_Figure record extracts_:
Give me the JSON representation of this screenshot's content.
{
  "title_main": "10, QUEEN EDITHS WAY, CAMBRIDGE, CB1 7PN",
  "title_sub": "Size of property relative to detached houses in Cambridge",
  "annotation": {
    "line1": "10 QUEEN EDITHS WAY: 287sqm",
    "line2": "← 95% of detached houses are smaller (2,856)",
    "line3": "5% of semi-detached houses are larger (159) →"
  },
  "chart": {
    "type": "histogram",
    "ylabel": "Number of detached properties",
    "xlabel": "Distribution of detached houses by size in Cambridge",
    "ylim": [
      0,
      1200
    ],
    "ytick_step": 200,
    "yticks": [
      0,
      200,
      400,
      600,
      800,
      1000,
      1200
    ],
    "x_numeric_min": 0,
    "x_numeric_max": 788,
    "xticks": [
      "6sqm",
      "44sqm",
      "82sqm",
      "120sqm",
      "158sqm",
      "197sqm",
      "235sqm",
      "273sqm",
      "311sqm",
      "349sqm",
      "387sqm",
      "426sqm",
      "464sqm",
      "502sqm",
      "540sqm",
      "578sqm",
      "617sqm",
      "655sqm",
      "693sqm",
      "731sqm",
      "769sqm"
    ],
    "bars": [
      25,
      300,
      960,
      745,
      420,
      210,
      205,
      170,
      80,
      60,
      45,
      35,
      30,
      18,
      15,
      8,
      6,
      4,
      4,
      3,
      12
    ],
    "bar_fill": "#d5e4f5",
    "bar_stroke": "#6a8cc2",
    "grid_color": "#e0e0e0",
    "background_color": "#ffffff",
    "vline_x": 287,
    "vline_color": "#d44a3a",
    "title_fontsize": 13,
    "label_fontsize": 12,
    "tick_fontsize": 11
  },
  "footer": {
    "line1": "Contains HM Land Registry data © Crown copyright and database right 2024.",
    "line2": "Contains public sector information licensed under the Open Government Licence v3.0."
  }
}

_Challenge_:
Write down every line of the data exactly as it appears above.

_Answer to the exercise_:
Give me the JSON representation of this screenshot's content.
{
  "title_main": "10, QUEEN EDITHS WAY, CAMBRIDGE, CB1 7PN",
  "title_sub": "Size of property relative to detached houses in Cambridge",
  "annotation": {
    "line1": "10 QUEEN EDITHS WAY: 287sqm",
    "line2": "← 95% of detached houses are smaller (2,856)",
    "line3": "5% of semi-detached houses are larger (159) →"
  },
  "chart": {
    "type": "histogram",
    "ylabel": "Number of detached properties",
    "xlabel": "Distribution of detached houses by size in Cambridge",
    "ylim": [
      0,
      1200
    ],
    "ytick_step": 200,
    "yticks": [
      0,
      200,
      400,
      600,
      800,
      1000,
      1200
    ],
    "x_numeric_min": 0,
    "x_numeric_max": 788,
    "xticks": [
      "6sqm",
      "44sqm",
      "82sqm",
      "120sqm",
      "158sqm",
      "197sqm",
      "235sqm",
      "273sqm",
      "311sqm",
      "349sqm",
      "387sqm",
      "426sqm",
      "464sqm",
      "502sqm",
      "540sqm",
      "578sqm",
      "617sqm",
      "655sqm",
      "693sqm",
      "731sqm",
      "769sqm"
    ],
    "bars": [
      25,
      300,
      960,
      745,
      420,
      210,
      205,
      170,
      80,
      60,
      45,
      35,
      30,
      18,
      15,
      8,
      6,
      4,
      4,
      3,
      12
    ],
    "bar_fill": "#d5e4f5",
    "bar_stroke": "#6a8cc2",
    "grid_color": "#e0e0e0",
    "background_color": "#ffffff",
    "vline_x": 287,
    "vline_color": "#d44a3a",
    "title_fontsize": 13,
    "label_fontsize": 12,
    "tick_fontsize": 11
  },
  "footer": {
    "line1": "Contains HM Land Registry data © Crown copyright and database right 2024.",
    "line2": "Contains public sector information licensed under the Open Government Licence v3.0."
  }
}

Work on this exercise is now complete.